Find and copy every line in the records that includes the string "marker".

── Data excerpts

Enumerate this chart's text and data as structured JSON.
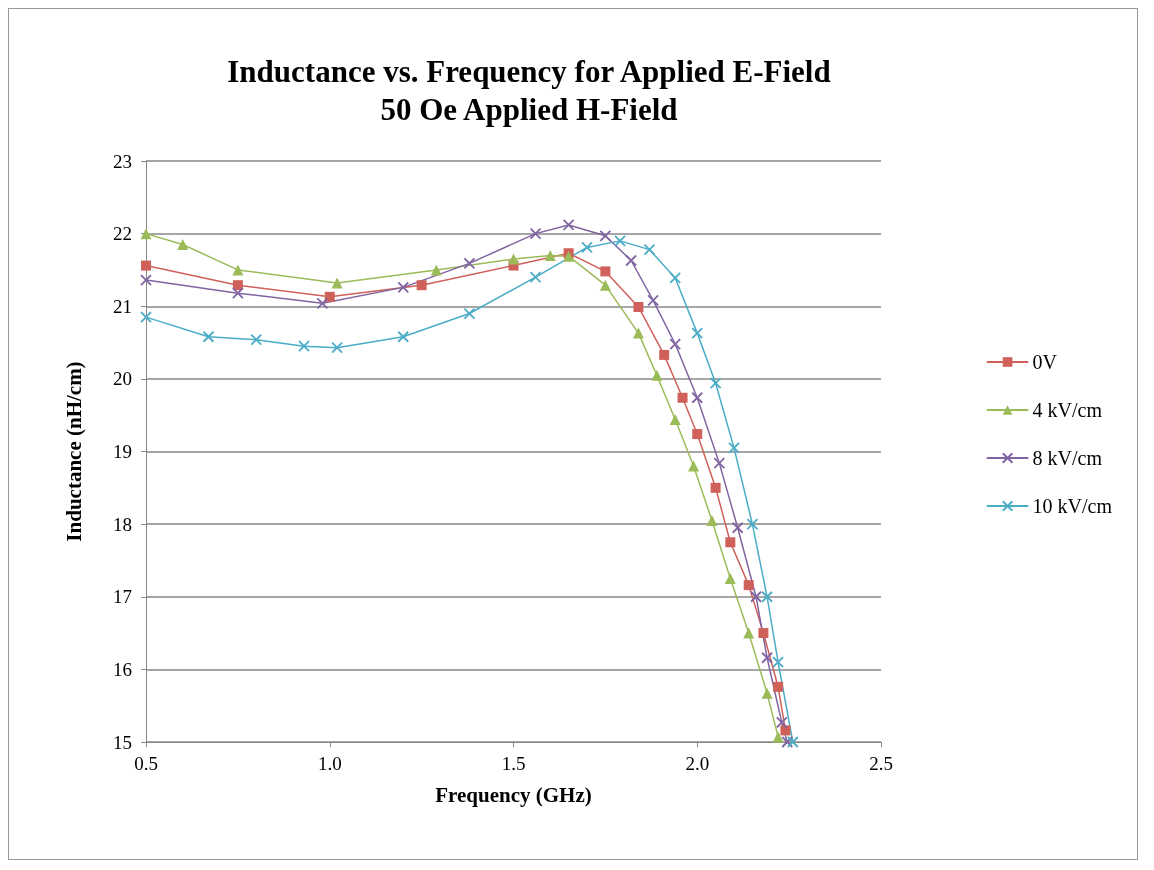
{
  "chart_data": {
    "type": "line",
    "title": "Inductance vs. Frequency for Applied E-Field\n50 Oe Applied H-Field",
    "xlabel": "Frequency (GHz)",
    "ylabel": "Inductance (nH/cm)",
    "xlim": [
      0.5,
      2.5
    ],
    "xticks": [
      {
        "value": 0.5,
        "label": "0.5"
      },
      {
        "value": 1,
        "label": "1.0"
      },
      {
        "value": 1.5,
        "label": "1.5"
      },
      {
        "value": 2,
        "label": "2.0"
      },
      {
        "value": 2.5,
        "label": "2.5"
      }
    ],
    "ylim": [
      15,
      23
    ],
    "yticks": [
      15,
      16,
      17,
      18,
      19,
      20,
      21,
      22,
      23
    ],
    "grid": "y",
    "legend": "right",
    "line_style": "solid",
    "series": [
      {
        "name": "0V",
        "color": "#d0605a",
        "marker": "square",
        "x": [
          0.5,
          0.75,
          1.0,
          1.25,
          1.5,
          1.65,
          1.75,
          1.84,
          1.91,
          1.96,
          2.0,
          2.05,
          2.09,
          2.14,
          2.18,
          2.22,
          2.24
        ],
        "values": [
          21.56,
          21.29,
          21.13,
          21.29,
          21.56,
          21.73,
          21.48,
          20.99,
          20.33,
          19.74,
          19.24,
          18.5,
          17.75,
          17.16,
          16.5,
          15.76,
          15.16
        ]
      },
      {
        "name": "4 kV/cm",
        "color": "#9bbb59",
        "marker": "triangle",
        "x": [
          0.5,
          0.6,
          0.75,
          1.02,
          1.29,
          1.5,
          1.6,
          1.65,
          1.75,
          1.84,
          1.89,
          1.94,
          1.99,
          2.04,
          2.09,
          2.14,
          2.19,
          2.22
        ],
        "values": [
          22.0,
          21.85,
          21.5,
          21.32,
          21.5,
          21.65,
          21.7,
          21.69,
          21.29,
          20.63,
          20.05,
          19.44,
          18.8,
          18.05,
          17.25,
          16.5,
          15.67,
          15.07
        ]
      },
      {
        "name": "8 kV/cm",
        "color": "#8064a2",
        "marker": "cross",
        "x": [
          0.5,
          0.75,
          0.98,
          1.2,
          1.38,
          1.56,
          1.65,
          1.75,
          1.82,
          1.88,
          1.94,
          2.0,
          2.06,
          2.11,
          2.16,
          2.19,
          2.23,
          2.245
        ],
        "values": [
          21.36,
          21.18,
          21.04,
          21.26,
          21.59,
          22.0,
          22.12,
          21.97,
          21.63,
          21.08,
          20.48,
          19.74,
          18.84,
          17.95,
          17.0,
          16.16,
          15.27,
          15.0
        ]
      },
      {
        "name": "10 kV/cm",
        "color": "#4bacc6",
        "marker": "cross",
        "x": [
          0.5,
          0.67,
          0.8,
          0.93,
          1.02,
          1.2,
          1.38,
          1.56,
          1.7,
          1.79,
          1.87,
          1.94,
          2.0,
          2.05,
          2.1,
          2.15,
          2.19,
          2.22,
          2.26
        ],
        "values": [
          20.85,
          20.58,
          20.54,
          20.45,
          20.43,
          20.58,
          20.9,
          21.4,
          21.81,
          21.9,
          21.78,
          21.39,
          20.63,
          19.94,
          19.05,
          18.0,
          17.0,
          16.1,
          15.0
        ]
      }
    ]
  }
}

────

• _Response to the exercise_
        "marker": "square",
        "marker": "triangle",
        "marker": "cross",
        "marker": "cross",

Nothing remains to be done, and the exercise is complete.